■ ARTICLE:
* * * * * * * * *
Studio album by Six Finger Satellite
- Released: July 11, 1995
- Recorded: The Parlour, Pawtucket, Rhode Island
- Genre: Post-hardcore, noise rock
- Length: 34:31
- Label: Sub Pop
- Producer: Six Finger Satellite

Six Finger Satellite chronology
| Machine Cuisine (1994) | Severe Exposure (1995) | Clone Theory (1996) |

= Severe Exposure =

Severe Exposure is the second album by American band Six Finger Satellite, released in 1995 through Sub Pop. It was marked by the extensive use of synthesizers, which augmented the jittery, post-punk sound of the band's earlier releases.

A video was released for the single, "Parlour Games".

Professional ratings
Review scores
| Source | Rating |
| AllMusic |  |
| Chicago Tribune |  |

==Production==
Severe Exposure was recorded in Six Finger Satellite's studio, The Parlour, in Pawtucket, Rhode Island.
* * * * * * * * *
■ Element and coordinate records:

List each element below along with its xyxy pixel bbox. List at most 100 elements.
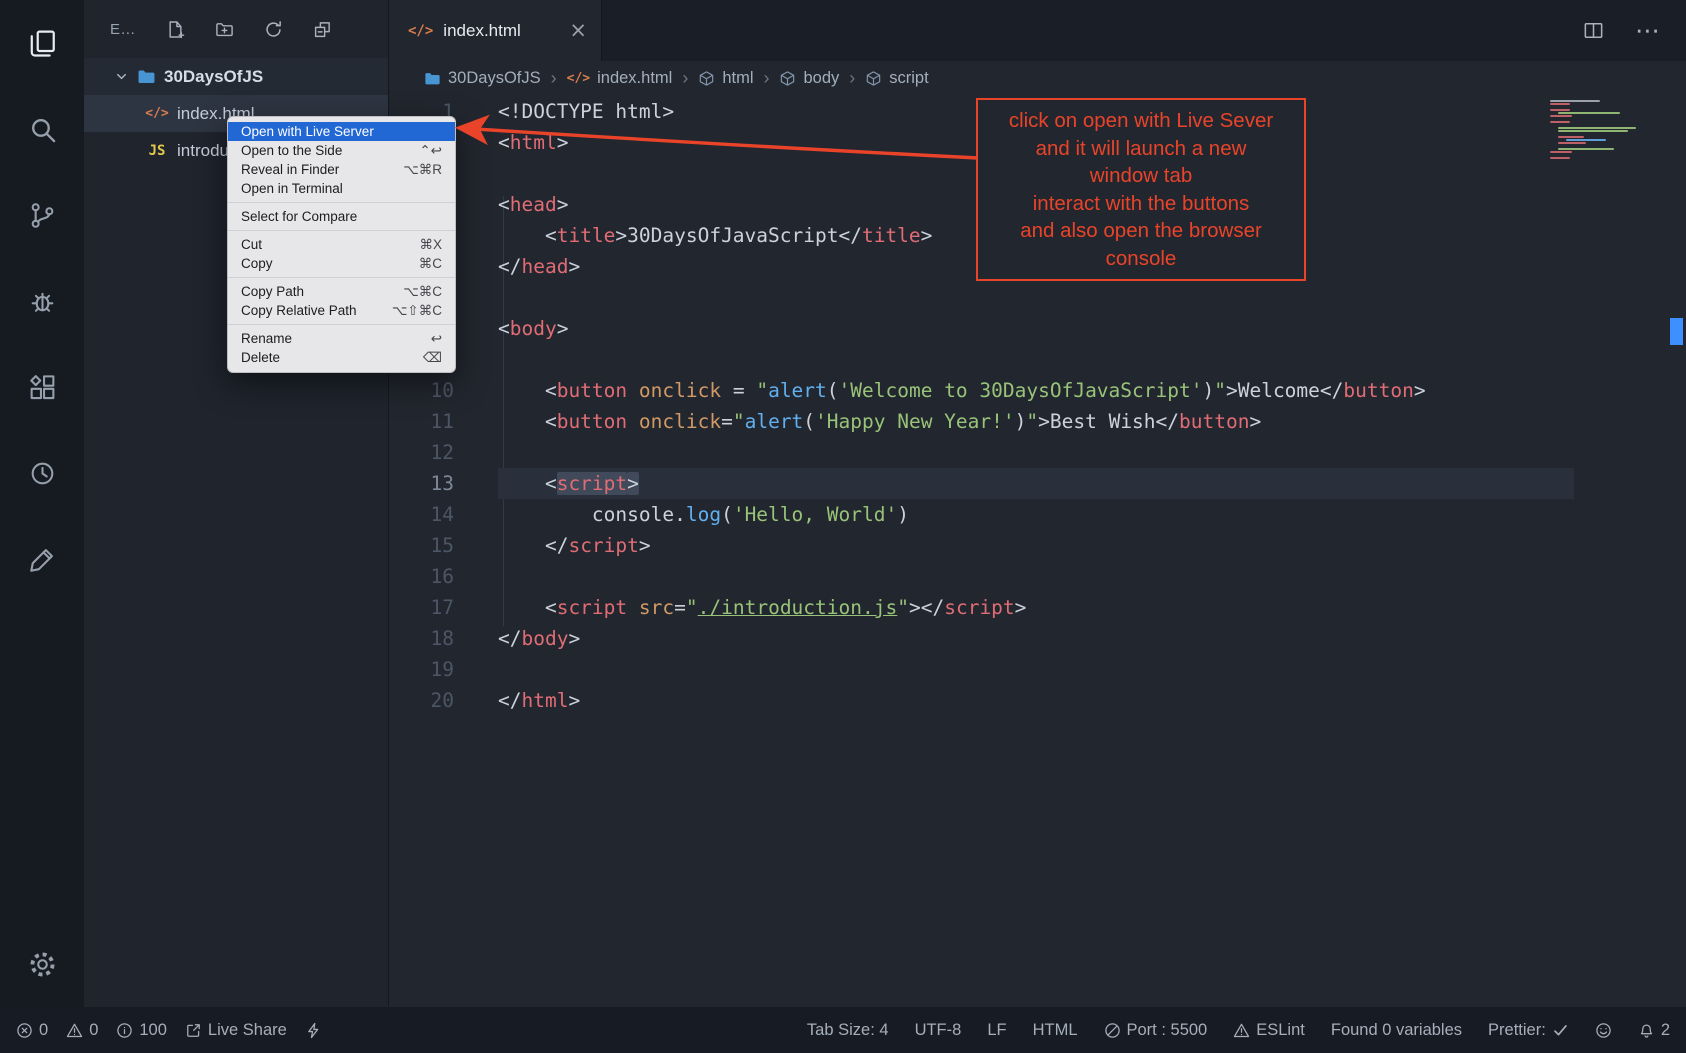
menu-item-select-for-compare[interactable]: Select for Compare [228,207,455,226]
code-token: button [557,410,627,433]
code-token: = [721,379,756,402]
extensions-icon[interactable] [0,344,84,430]
code-line[interactable]: <body> [498,313,1574,344]
code-line[interactable] [498,282,1574,313]
status-label: ESLint [1256,1021,1305,1040]
code-token: > [639,534,651,557]
tab-index-html[interactable]: </> index.html × [388,0,602,61]
status-tab-size[interactable]: Tab Size: 4 [807,1021,889,1040]
breadcrumb-item-script[interactable]: script [865,69,928,88]
status-language-mode[interactable]: HTML [1033,1021,1078,1040]
line-number[interactable]: 14 [388,499,454,530]
code-line[interactable] [498,561,1574,592]
status-problems-errors[interactable]: 0 [16,1021,48,1040]
line-number[interactable]: 11 [388,406,454,437]
status-lightning[interactable] [305,1022,322,1039]
menu-item-copy-relative-path[interactable]: Copy Relative Path⌥⇧⌘C [228,301,455,320]
source-control-icon[interactable] [0,172,84,258]
new-file-icon[interactable] [166,20,185,39]
status-found-variables[interactable]: Found 0 variables [1331,1021,1462,1040]
line-number[interactable]: 13 [388,468,454,499]
status-encoding[interactable]: UTF-8 [915,1021,962,1040]
line-number[interactable]: 17 [388,592,454,623]
line-number[interactable]: 15 [388,530,454,561]
status-live-server-port[interactable]: Port : 5500 [1104,1021,1208,1040]
code-token: " [733,410,745,433]
code-line[interactable]: <button onclick = "alert('Welcome to 30D… [498,375,1574,406]
status-eslint[interactable]: ESLint [1233,1021,1305,1040]
status-label: Tab Size: 4 [807,1021,889,1040]
code-token: ./introduction.js [698,596,898,619]
code-token: > [1249,410,1261,433]
pen-icon[interactable] [0,516,84,602]
line-number[interactable]: 18 [388,623,454,654]
code-line[interactable] [498,437,1574,468]
status-problems-warnings[interactable]: 0 [66,1021,98,1040]
folder-icon [424,70,441,87]
gear-icon[interactable] [0,921,84,1007]
breadcrumb-item-body[interactable]: body [779,69,839,88]
code-line[interactable]: console.log('Hello, World') [498,499,1574,530]
code-token [627,410,639,433]
minimap[interactable] [1550,100,1642,160]
refresh-icon[interactable] [264,20,283,39]
code-token: <!DOCTYPE html> [498,100,674,123]
line-number[interactable]: 16 [388,561,454,592]
code-token: </ [498,534,568,557]
line-number[interactable]: 12 [388,437,454,468]
code-token: >30DaysOfJavaScript</ [615,224,862,247]
files-icon[interactable] [0,0,84,86]
status-notifications-bell[interactable]: 2 [1638,1021,1670,1040]
close-icon[interactable]: × [569,19,587,43]
code-token: >Best Wish</ [1038,410,1179,433]
code-token: ( [721,503,733,526]
line-number[interactable]: 20 [388,685,454,716]
breadcrumb-item-html[interactable]: html [698,69,753,88]
menu-item-cut[interactable]: Cut⌘X [228,235,455,254]
code-line[interactable]: <script src="./introduction.js"></script… [498,592,1574,623]
menu-item-copy-path[interactable]: Copy Path⌥⌘C [228,282,455,301]
status-eol[interactable]: LF [987,1021,1006,1040]
explorer-header: E… [84,0,388,58]
code-token: > [921,224,933,247]
code-line[interactable]: <button onclick="alert('Happy New Year!'… [498,406,1574,437]
line-number[interactable]: 10 [388,375,454,406]
code-line[interactable]: </html> [498,685,1574,716]
split-editor[interactable] [1582,19,1605,42]
more-actions[interactable]: ⋯ [1635,23,1660,38]
code-token: onclick [639,379,721,402]
breadcrumb-item-index-html[interactable]: </>index.html [567,69,673,88]
minimap-line [1558,127,1636,129]
menu-item-reveal-in-finder[interactable]: Reveal in Finder⌥⌘R [228,160,455,179]
menu-separator [228,277,455,278]
history-icon[interactable] [0,430,84,516]
collapse-all-icon[interactable] [313,20,332,39]
debug-icon[interactable] [0,258,84,344]
status-live-share[interactable]: Live Share [185,1021,287,1040]
status-problems-info[interactable]: 100 [116,1021,167,1040]
menu-item-open-with-live-server[interactable]: Open with Live Server [228,122,455,141]
code-token: button [1179,410,1249,433]
menu-item-shortcut: ⌘X [419,235,442,254]
code-line[interactable]: </script> [498,530,1574,561]
menu-item-open-to-the-side[interactable]: Open to the Side⌃↩ [228,141,455,160]
code-token: 'Hello, World' [733,503,897,526]
status-feedback-smiley[interactable] [1595,1022,1612,1039]
folder-root-row[interactable]: 30DaysOfJS [84,58,388,95]
menu-item-label: Copy Path [241,282,391,301]
menu-item-open-in-terminal[interactable]: Open in Terminal [228,179,455,198]
code-line[interactable] [498,344,1574,375]
code-line[interactable]: </body> [498,623,1574,654]
line-number[interactable]: 19 [388,654,454,685]
menu-item-delete[interactable]: Delete⌫ [228,348,455,367]
menu-item-copy[interactable]: Copy⌘C [228,254,455,273]
code-line[interactable]: <script> [498,468,1574,499]
cube-icon [865,70,882,87]
breadcrumb-item-30daysofjs[interactable]: 30DaysOfJS [424,69,541,88]
new-folder-icon[interactable] [215,20,234,39]
breadcrumb-separator: › [849,68,855,89]
search-icon[interactable] [0,86,84,172]
menu-item-rename[interactable]: Rename↩ [228,329,455,348]
code-line[interactable] [498,654,1574,685]
status-prettier[interactable]: Prettier: [1488,1021,1569,1040]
* * * * * * * * *
■ STATED GOAL 1: Please repeat the stretch of the listing from the line containing "menu-item-select-for-compare[interactable]: Select for" through the line containing "menu-item-copy-relative-path[interactable]: Copy Relative", word for word.
■ STATED GOAL 2: Proceed with the article on the album Severe Exposure, picking up right after its last sentence.

■ EXERCISE ANSWER 1:
menu-item-select-for-compare[interactable]: Select for Compare [228,207,455,226]
code-token: button [557,410,627,433]
code-token: = [721,379,756,402]
extensions-icon[interactable] [0,344,84,430]
code-line[interactable]: <body> [498,313,1574,344]
code-line[interactable] [498,282,1574,313]
status-label: ESLint [1256,1021,1305,1040]
code-token: > [639,534,651,557]
tab-index-html[interactable]: </> index.html × [388,0,602,61]
status-tab-size[interactable]: Tab Size: 4 [807,1021,889,1040]
breadcrumb-item-script[interactable]: script [865,69,928,88]
status-language-mode[interactable]: HTML [1033,1021,1078,1040]
line-number[interactable]: 14 [388,499,454,530]
code-line[interactable] [498,561,1574,592]
status-problems-errors[interactable]: 0 [16,1021,48,1040]
line-number[interactable]: 11 [388,406,454,437]
status-lightning[interactable] [305,1022,322,1039]
menu-item-copy-relative-path[interactable]: Copy Relative Path⌥⇧⌘C [228,301,455,320]

■ EXERCISE ANSWER 2:
==Critical reception==
Trouser Press wrote that "'Rabies (Baby’s Got The)' and 'Simian Fever' are animal aggressive and messy, while sharing the synthetic digitone lusts of new wave." The Chicago Tribune wrote that the album "eases up on the electronics but still assembles an arsenal of vintage synthesizers with Nintendo-like sterility." The Washington Post wrote that the band "continues its explorations of the dark post-punk territory blazed by such British outfits as Gang of Four and the Pop Group." SF Weekly wrote: "Call it a party record, the kind you slip on at that inevitable point when you want 'certain people' to head home." CMJ New Music Monthly thought that "the secret is drummer Rick Pelletier, who plays like a death-machine out of control."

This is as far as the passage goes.